====== Stored rows ======

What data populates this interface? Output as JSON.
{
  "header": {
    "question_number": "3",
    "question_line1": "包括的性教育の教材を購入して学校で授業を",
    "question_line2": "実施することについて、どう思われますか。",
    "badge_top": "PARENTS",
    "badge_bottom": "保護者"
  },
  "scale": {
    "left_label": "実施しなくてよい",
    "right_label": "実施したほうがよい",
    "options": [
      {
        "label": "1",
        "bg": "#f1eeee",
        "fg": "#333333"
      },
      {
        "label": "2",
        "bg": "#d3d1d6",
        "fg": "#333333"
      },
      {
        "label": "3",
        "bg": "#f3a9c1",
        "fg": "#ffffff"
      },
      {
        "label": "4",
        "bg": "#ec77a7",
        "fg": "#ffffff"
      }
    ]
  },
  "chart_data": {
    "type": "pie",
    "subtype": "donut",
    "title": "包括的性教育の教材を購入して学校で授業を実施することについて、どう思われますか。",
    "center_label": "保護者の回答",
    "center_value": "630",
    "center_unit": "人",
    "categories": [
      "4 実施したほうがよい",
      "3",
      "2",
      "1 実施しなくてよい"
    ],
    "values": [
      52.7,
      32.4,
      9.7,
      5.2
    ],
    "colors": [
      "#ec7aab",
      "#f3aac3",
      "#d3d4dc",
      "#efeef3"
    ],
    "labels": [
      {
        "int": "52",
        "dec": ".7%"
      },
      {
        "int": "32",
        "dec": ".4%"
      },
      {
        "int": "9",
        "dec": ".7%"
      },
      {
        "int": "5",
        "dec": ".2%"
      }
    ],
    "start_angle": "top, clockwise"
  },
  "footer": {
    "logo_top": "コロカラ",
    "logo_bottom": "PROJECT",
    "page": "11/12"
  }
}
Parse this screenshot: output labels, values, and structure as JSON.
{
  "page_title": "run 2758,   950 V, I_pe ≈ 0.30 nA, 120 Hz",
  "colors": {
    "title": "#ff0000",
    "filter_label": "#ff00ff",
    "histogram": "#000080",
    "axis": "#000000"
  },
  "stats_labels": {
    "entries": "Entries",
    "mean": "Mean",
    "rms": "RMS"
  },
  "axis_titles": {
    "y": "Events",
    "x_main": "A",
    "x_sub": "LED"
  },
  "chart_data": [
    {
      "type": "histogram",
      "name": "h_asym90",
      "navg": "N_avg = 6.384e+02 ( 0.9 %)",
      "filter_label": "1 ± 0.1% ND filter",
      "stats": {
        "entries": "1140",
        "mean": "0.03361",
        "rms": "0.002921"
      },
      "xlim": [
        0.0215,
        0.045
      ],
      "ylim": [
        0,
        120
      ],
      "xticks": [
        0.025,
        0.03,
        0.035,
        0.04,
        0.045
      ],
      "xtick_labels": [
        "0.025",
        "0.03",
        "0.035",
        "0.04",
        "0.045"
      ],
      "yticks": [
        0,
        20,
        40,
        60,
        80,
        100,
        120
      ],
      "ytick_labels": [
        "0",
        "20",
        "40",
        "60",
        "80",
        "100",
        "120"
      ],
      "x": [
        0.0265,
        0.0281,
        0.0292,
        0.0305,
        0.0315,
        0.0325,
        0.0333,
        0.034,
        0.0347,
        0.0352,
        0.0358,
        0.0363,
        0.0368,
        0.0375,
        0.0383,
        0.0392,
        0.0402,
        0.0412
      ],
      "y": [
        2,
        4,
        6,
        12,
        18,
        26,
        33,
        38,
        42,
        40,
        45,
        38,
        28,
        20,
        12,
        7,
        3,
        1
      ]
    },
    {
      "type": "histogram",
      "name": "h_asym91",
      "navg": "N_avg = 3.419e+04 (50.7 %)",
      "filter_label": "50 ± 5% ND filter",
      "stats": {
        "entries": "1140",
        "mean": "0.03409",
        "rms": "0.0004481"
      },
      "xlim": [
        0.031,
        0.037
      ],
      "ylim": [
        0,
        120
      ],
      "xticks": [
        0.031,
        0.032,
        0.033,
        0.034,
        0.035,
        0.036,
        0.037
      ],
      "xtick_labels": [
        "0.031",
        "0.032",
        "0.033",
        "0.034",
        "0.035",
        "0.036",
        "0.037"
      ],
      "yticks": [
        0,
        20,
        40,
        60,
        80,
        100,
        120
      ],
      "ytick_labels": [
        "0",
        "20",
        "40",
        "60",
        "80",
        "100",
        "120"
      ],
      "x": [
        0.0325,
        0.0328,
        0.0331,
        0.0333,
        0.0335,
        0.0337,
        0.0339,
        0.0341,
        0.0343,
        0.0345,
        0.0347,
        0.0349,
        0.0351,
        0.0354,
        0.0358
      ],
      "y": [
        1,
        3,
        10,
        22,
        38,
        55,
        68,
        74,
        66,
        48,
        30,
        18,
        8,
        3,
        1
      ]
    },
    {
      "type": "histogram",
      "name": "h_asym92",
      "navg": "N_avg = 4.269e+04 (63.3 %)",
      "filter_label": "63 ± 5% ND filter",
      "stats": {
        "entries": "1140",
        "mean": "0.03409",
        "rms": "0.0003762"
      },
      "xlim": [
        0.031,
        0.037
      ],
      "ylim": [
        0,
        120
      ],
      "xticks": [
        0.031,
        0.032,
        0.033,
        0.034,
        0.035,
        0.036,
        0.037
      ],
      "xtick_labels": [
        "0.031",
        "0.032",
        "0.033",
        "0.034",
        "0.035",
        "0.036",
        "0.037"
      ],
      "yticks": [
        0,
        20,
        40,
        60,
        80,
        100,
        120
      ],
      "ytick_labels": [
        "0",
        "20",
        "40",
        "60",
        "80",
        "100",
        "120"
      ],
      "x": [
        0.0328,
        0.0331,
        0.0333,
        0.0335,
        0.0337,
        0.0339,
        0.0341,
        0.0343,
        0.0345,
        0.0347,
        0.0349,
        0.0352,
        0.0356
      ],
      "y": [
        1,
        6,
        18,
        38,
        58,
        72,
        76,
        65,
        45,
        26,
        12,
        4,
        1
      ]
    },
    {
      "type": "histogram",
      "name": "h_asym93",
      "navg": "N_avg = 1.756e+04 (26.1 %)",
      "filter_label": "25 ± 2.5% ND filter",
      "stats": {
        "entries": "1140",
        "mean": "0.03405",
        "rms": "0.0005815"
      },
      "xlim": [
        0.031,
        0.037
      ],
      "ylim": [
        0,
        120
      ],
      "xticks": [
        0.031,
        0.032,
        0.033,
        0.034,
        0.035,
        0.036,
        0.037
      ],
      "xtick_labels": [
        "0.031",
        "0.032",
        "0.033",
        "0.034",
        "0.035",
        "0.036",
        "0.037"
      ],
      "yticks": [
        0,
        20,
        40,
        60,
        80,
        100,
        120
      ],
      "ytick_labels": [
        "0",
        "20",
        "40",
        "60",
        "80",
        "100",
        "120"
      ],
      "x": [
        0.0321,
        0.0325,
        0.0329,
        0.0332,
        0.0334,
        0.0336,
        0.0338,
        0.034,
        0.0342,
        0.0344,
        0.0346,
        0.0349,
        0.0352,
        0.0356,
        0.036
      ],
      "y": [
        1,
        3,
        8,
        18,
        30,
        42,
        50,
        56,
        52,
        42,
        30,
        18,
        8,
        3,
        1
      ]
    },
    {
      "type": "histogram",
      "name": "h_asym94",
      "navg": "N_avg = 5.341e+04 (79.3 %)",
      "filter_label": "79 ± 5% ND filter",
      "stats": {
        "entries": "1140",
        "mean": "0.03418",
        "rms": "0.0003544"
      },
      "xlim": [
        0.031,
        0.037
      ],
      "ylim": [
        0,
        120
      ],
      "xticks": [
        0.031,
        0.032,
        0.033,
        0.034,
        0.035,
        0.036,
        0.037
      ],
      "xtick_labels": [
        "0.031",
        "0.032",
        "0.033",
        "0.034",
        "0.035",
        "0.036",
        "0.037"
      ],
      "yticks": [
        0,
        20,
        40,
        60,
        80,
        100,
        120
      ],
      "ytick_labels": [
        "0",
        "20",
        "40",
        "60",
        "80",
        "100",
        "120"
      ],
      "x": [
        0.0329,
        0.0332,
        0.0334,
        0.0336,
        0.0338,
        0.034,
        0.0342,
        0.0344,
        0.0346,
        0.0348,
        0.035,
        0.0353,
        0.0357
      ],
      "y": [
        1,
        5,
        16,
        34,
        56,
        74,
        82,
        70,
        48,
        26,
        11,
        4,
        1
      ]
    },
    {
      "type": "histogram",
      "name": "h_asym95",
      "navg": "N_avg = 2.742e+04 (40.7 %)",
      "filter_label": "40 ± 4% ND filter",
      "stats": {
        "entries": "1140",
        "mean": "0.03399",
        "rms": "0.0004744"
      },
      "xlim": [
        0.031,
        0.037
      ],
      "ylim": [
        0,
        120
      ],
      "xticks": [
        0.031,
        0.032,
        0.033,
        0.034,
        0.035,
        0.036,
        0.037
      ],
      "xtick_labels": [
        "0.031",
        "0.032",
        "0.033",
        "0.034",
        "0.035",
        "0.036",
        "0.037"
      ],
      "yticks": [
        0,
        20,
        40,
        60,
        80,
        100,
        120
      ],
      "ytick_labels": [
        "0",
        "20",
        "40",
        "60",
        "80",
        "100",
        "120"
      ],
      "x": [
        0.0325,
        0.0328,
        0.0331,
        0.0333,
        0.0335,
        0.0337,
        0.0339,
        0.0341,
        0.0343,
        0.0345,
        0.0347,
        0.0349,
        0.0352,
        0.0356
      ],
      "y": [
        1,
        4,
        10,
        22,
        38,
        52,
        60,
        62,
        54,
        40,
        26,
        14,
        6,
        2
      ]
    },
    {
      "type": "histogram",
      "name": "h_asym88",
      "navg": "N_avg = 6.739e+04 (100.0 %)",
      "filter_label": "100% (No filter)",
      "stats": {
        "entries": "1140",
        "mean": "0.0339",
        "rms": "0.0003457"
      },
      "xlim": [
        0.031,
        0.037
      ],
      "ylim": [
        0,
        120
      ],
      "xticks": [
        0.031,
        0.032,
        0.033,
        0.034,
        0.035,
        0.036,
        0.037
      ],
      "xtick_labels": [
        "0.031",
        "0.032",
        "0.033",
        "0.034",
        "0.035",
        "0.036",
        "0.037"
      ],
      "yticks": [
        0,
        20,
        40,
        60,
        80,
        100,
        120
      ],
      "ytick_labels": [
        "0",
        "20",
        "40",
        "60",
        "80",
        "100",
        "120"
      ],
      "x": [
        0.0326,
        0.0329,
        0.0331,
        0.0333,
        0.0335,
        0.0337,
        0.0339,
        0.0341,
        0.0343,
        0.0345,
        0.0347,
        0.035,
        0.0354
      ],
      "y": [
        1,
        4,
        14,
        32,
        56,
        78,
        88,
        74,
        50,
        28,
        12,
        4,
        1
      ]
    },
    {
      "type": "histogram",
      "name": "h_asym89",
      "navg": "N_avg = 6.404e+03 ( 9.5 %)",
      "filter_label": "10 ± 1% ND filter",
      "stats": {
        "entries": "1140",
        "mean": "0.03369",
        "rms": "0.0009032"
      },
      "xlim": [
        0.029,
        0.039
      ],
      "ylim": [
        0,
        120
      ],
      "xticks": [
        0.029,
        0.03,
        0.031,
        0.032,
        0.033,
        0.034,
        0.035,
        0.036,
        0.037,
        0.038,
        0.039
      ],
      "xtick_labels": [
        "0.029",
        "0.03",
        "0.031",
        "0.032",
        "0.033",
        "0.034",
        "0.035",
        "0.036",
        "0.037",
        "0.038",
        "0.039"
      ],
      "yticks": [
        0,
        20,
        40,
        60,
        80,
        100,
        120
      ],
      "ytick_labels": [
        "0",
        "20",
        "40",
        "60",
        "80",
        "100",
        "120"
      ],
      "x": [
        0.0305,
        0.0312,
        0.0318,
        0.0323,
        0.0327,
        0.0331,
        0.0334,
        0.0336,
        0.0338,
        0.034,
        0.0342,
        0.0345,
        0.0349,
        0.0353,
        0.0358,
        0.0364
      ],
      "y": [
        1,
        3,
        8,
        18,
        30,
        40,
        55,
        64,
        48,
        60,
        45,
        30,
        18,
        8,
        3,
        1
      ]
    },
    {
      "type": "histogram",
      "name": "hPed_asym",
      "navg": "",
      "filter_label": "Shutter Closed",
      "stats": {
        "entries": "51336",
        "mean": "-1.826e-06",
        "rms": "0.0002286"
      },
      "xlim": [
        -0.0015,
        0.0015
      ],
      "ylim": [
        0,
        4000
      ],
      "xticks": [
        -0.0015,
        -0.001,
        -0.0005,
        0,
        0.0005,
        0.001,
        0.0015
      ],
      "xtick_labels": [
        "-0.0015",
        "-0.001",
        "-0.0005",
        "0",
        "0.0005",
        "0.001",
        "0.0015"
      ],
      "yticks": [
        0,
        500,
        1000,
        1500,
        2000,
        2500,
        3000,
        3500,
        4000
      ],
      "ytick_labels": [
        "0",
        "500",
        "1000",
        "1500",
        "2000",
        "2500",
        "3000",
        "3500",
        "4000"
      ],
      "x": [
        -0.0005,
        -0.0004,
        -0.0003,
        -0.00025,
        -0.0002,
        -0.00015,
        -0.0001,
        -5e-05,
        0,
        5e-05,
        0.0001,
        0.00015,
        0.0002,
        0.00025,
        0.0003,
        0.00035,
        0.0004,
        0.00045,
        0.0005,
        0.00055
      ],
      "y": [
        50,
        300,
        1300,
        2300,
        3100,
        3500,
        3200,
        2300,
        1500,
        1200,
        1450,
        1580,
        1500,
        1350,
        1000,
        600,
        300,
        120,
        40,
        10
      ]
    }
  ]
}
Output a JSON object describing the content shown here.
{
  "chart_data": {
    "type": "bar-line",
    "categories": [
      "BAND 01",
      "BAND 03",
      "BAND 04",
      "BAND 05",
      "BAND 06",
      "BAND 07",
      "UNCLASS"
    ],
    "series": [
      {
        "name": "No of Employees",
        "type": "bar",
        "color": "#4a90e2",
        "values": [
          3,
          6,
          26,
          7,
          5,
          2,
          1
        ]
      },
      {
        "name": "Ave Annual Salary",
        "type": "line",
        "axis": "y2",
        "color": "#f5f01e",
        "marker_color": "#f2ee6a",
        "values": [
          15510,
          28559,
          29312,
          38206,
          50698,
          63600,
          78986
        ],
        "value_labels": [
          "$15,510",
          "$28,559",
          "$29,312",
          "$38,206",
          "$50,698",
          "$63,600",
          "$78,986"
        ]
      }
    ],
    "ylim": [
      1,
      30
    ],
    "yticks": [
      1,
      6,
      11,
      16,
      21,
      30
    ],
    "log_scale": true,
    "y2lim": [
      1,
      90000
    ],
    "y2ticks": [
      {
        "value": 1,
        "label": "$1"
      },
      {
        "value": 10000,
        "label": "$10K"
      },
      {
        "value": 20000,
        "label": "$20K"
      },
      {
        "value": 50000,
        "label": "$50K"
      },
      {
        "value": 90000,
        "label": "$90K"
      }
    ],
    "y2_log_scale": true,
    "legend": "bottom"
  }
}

======

(Written instruction): Print the line containing "Output a JSON" and every line after it to the end of the records above, exactly as written, and nothing else.

(Task response):
Output a JSON object describing the content shown here.
{
  "chart_data": {
    "type": "bar-line",
    "categories": [
      "BAND 01",
      "BAND 03",
      "BAND 04",
      "BAND 05",
      "BAND 06",
      "BAND 07",
      "UNCLASS"
    ],
    "series": [
      {
        "name": "No of Employees",
        "type": "bar",
        "color": "#4a90e2",
        "values": [
          3,
          6,
          26,
          7,
          5,
          2,
          1
        ]
      },
      {
        "name": "Ave Annual Salary",
        "type": "line",
        "axis": "y2",
        "color": "#f5f01e",
        "marker_color": "#f2ee6a",
        "values": [
          15510,
          28559,
          29312,
          38206,
          50698,
          63600,
          78986
        ],
        "value_labels": [
          "$15,510",
          "$28,559",
          "$29,312",
          "$38,206",
          "$50,698",
          "$63,600",
          "$78,986"
        ]
      }
    ],
    "ylim": [
      1,
      30
    ],
    "yticks": [
      1,
      6,
      11,
      16,
      21,
      30
    ],
    "log_scale": true,
    "y2lim": [
      1,
      90000
    ],
    "y2ticks": [
      {
        "value": 1,
        "label": "$1"
      },
      {
        "value": 10000,
        "label": "$10K"
      },
      {
        "value": 20000,
        "label": "$20K"
      },
      {
        "value": 50000,
        "label": "$50K"
      },
      {
        "value": 90000,
        "label": "$90K"
      }
    ],
    "y2_log_scale": true,
    "legend": "bottom"
  }
}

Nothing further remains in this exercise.